- Problem description -
Every entry below should be transcribed exactly; pictures stay out of the copy.

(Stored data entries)
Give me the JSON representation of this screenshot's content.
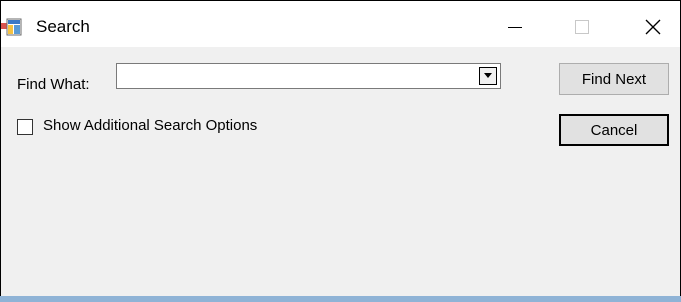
{
  "window": {
    "title": "Search"
  },
  "titlebar_buttons": {
    "minimize": "minimize-icon",
    "maximize": "maximize-icon",
    "close": "close-icon"
  },
  "form": {
    "find_label": "Find What:",
    "find_value": "",
    "checkbox_label": "Show Additional Search Options",
    "checkbox_checked": false
  },
  "buttons": {
    "find_next": "Find Next",
    "cancel": "Cancel"
  },
  "colors": {
    "dialog_background": "#f0f0f0",
    "titlebar_background": "#ffffff",
    "button_face": "#e1e1e1",
    "taskbar_strip": "#8fb3d6"
  }
}
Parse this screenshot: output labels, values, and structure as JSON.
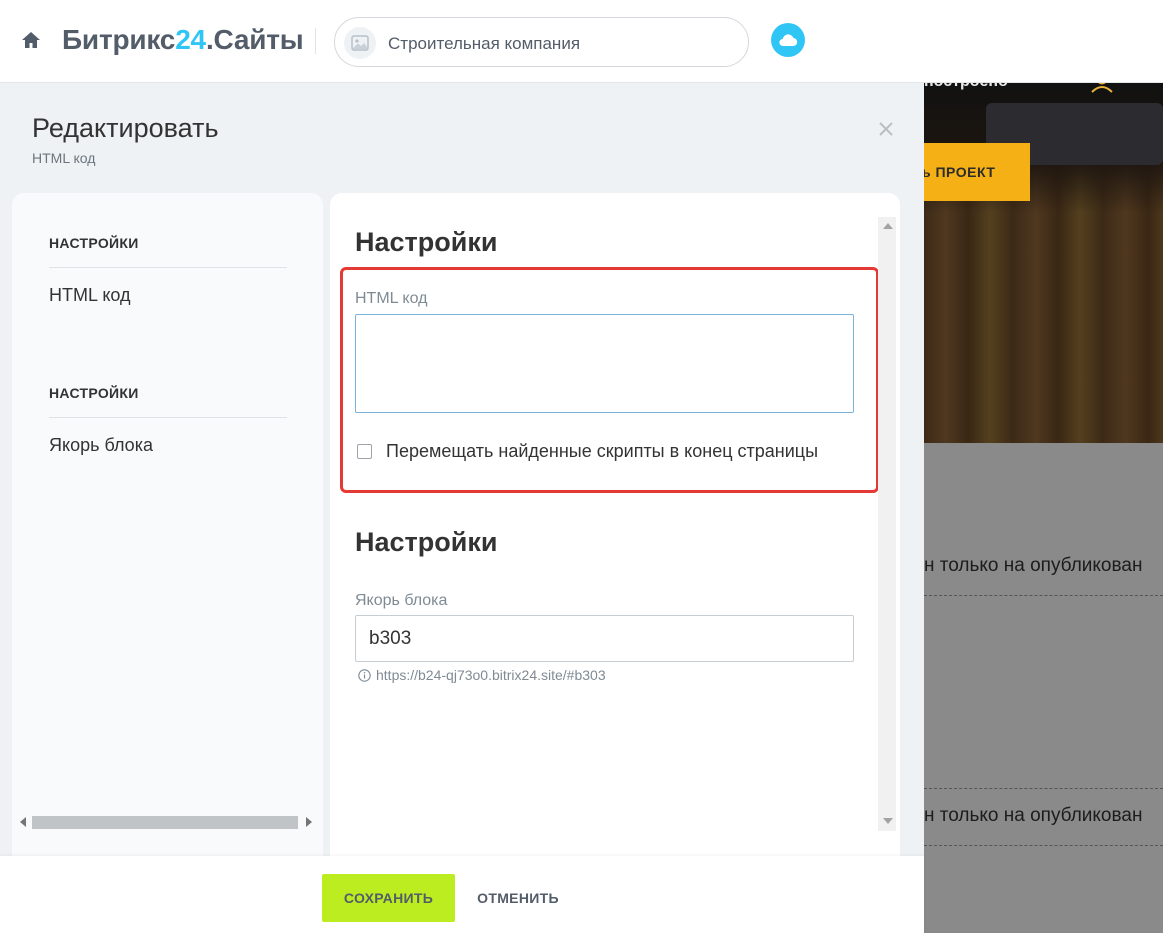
{
  "topbar": {
    "brand_prefix": "Битрикс",
    "brand_accent": "24",
    "brand_suffix": ".Сайты",
    "site_name": "Строительная компания",
    "home_icon": "home-icon",
    "site_thumb_icon": "image-icon",
    "cloud_icon": "cloud-icon",
    "accent_color": "#2fc6f6"
  },
  "preview": {
    "top_text": "построено",
    "cta_label": "ь ПРОЕКТ",
    "notice_1": "н только на опубликован",
    "notice_2": "н только на опубликован"
  },
  "panel": {
    "title": "Редактировать",
    "subtitle": "HTML код",
    "close_icon": "close-icon"
  },
  "nav": {
    "sections": [
      {
        "heading": "НАСТРОЙКИ",
        "item": "HTML код"
      },
      {
        "heading": "НАСТРОЙКИ",
        "item": "Якорь блока"
      }
    ]
  },
  "content": {
    "section1": {
      "title": "Настройки",
      "field_label": "HTML код",
      "textarea_value": "",
      "checkbox_label": "Перемещать найденные скрипты в конец страницы",
      "checkbox_checked": false
    },
    "section2": {
      "title": "Настройки",
      "field_label": "Якорь блока",
      "anchor_value": "b303",
      "anchor_hint": "https://b24-qj73o0.bitrix24.site/#b303",
      "hint_icon": "info-icon"
    },
    "highlight_color": "#e53935"
  },
  "footer": {
    "save_label": "СОХРАНИТЬ",
    "cancel_label": "ОТМЕНИТЬ",
    "save_color": "#bbed21"
  }
}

- Completed task -
Give me the JSON representation of this screenshot's content.
{
  "window": {
    "title": "Search"
  },
  "titlebar_buttons": {
    "minimize": "minimize-icon",
    "maximize": "maximize-icon",
    "close": "close-icon"
  },
  "form": {
    "find_label": "Find What:",
    "find_value": "",
    "checkbox_label": "Show Additional Search Options",
    "checkbox_checked": false
  },
  "buttons": {
    "find_next": "Find Next",
    "cancel": "Cancel"
  },
  "colors": {
    "dialog_background": "#f0f0f0",
    "titlebar_background": "#ffffff",
    "button_face": "#e1e1e1",
    "taskbar_strip": "#8fb3d6"
  }
}
Parse this screenshot: output labels, values, and structure as JSON.
{
  "topbar": {
    "brand_prefix": "Битрикс",
    "brand_accent": "24",
    "brand_suffix": ".Сайты",
    "site_name": "Строительная компания",
    "home_icon": "home-icon",
    "site_thumb_icon": "image-icon",
    "cloud_icon": "cloud-icon",
    "accent_color": "#2fc6f6"
  },
  "preview": {
    "top_text": "построено",
    "cta_label": "ь ПРОЕКТ",
    "notice_1": "н только на опубликован",
    "notice_2": "н только на опубликован"
  },
  "panel": {
    "title": "Редактировать",
    "subtitle": "HTML код",
    "close_icon": "close-icon"
  },
  "nav": {
    "sections": [
      {
        "heading": "НАСТРОЙКИ",
        "item": "HTML код"
      },
      {
        "heading": "НАСТРОЙКИ",
        "item": "Якорь блока"
      }
    ]
  },
  "content": {
    "section1": {
      "title": "Настройки",
      "field_label": "HTML код",
      "textarea_value": "",
      "checkbox_label": "Перемещать найденные скрипты в конец страницы",
      "checkbox_checked": false
    },
    "section2": {
      "title": "Настройки",
      "field_label": "Якорь блока",
      "anchor_value": "b303",
      "anchor_hint": "https://b24-qj73o0.bitrix24.site/#b303",
      "hint_icon": "info-icon"
    },
    "highlight_color": "#e53935"
  },
  "footer": {
    "save_label": "СОХРАНИТЬ",
    "cancel_label": "ОТМЕНИТЬ",
    "save_color": "#bbed21"
  }
}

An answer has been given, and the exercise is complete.